> _Work to complete_
Go through the material and tally the lines containing the string "name". Give the total alone.

> _Material supplied_
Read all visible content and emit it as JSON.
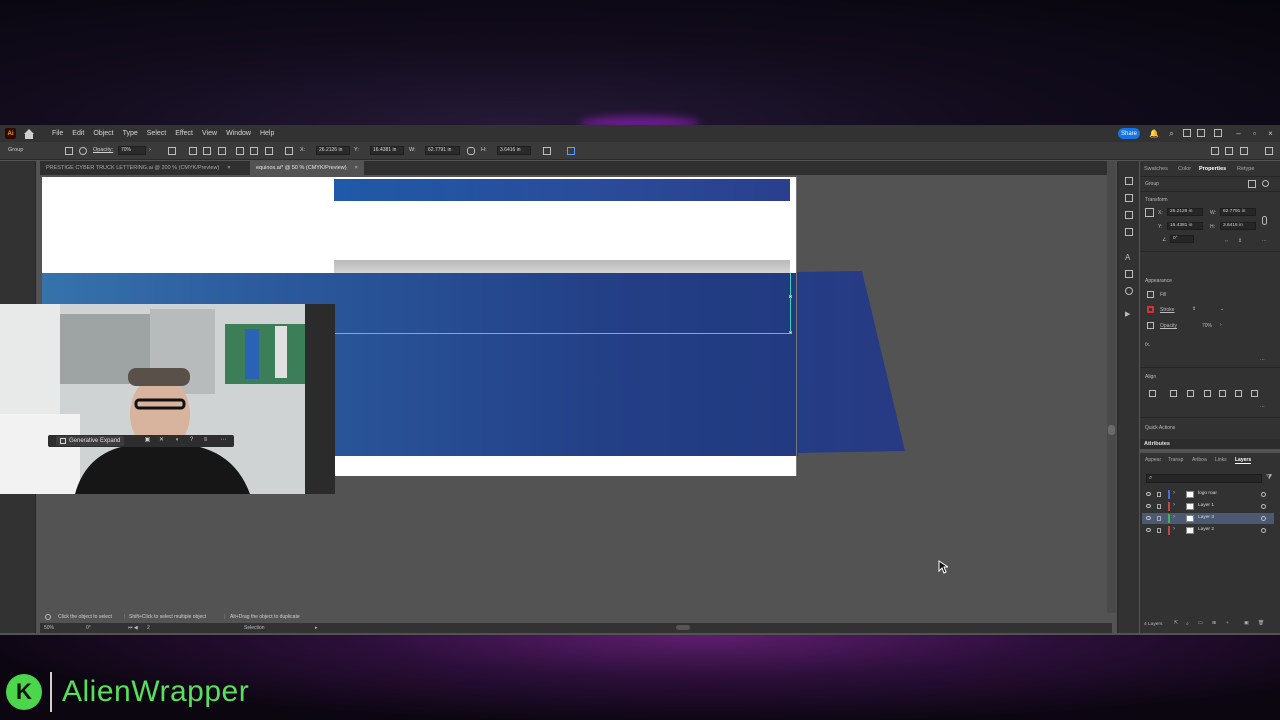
{
  "brand": {
    "logo_letter": "K",
    "name": "AlienWrapper",
    "color": "#59e05a"
  },
  "app": {
    "logo_text": "Ai",
    "menu": [
      "File",
      "Edit",
      "Object",
      "Type",
      "Select",
      "Effect",
      "View",
      "Window",
      "Help"
    ],
    "share_label": "Share"
  },
  "control_bar": {
    "selection_type": "Group",
    "opacity_label": "Opacity:",
    "opacity_value": "70%",
    "x_label": "X:",
    "x_value": "26.2126 in",
    "y_label": "Y:",
    "y_value": "16.4381 in",
    "w_label": "W:",
    "w_value": "62.7791 in",
    "h_label": "H:",
    "h_value": "3.6416 in"
  },
  "tabs": [
    {
      "label": "PRESTIGE CYBER TRUCK LETTERING.ai @ 200 % (CMYK/Preview)",
      "active": false
    },
    {
      "label": "equinox.ai* @ 50 % (CMYK/Preview)",
      "active": true
    }
  ],
  "generative_expand": {
    "label": "Generative Expand"
  },
  "status": {
    "hint_1": "Click the object to select",
    "hint_2": "Shift+Click to select multiple object",
    "hint_3": "Alt+Drag the object to duplicate",
    "zoom": "50%",
    "rotation": "0°",
    "artboard_num": "2",
    "tool": "Selection"
  },
  "properties_panel": {
    "tabs": [
      "Swatches",
      "Color",
      "Properties",
      "Retype"
    ],
    "active_tab": "Properties",
    "selection_label": "Group",
    "transform_title": "Transform",
    "x_label": "X:",
    "x_value": "26.2126 in",
    "y_label": "Y:",
    "y_value": "16.4381 in",
    "w_label": "W:",
    "w_value": "62.7791 in",
    "h_label": "H:",
    "h_value": "3.6416 in",
    "angle": "0°",
    "appearance_title": "Appearance",
    "fill_label": "Fill",
    "stroke_label": "Stroke",
    "opacity_label": "Opacity",
    "opacity_value": "70%",
    "fx_label": "fx.",
    "align_title": "Align",
    "quick_actions_title": "Quick Actions"
  },
  "attributes_panel": {
    "title": "Attributes"
  },
  "layers_panel": {
    "tabs": [
      "Appear",
      "Transp",
      "Artboa",
      "Links",
      "Layers"
    ],
    "active_tab": "Layers",
    "layers": [
      {
        "name": "logo roar",
        "color": "#4f6bd8",
        "selected": false
      },
      {
        "name": "Layer 1",
        "color": "#c04848",
        "selected": false
      },
      {
        "name": "Layer 3",
        "color": "#3fb650",
        "selected": true
      },
      {
        "name": "Layer 2",
        "color": "#c04848",
        "selected": false
      }
    ],
    "count_label": "4 Layers"
  },
  "colors": {
    "accent_blue": "#1473e6",
    "selection_cyan": "#3ad0c0",
    "banner_blue": "#233f86"
  }
}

> _Answer to the task_
5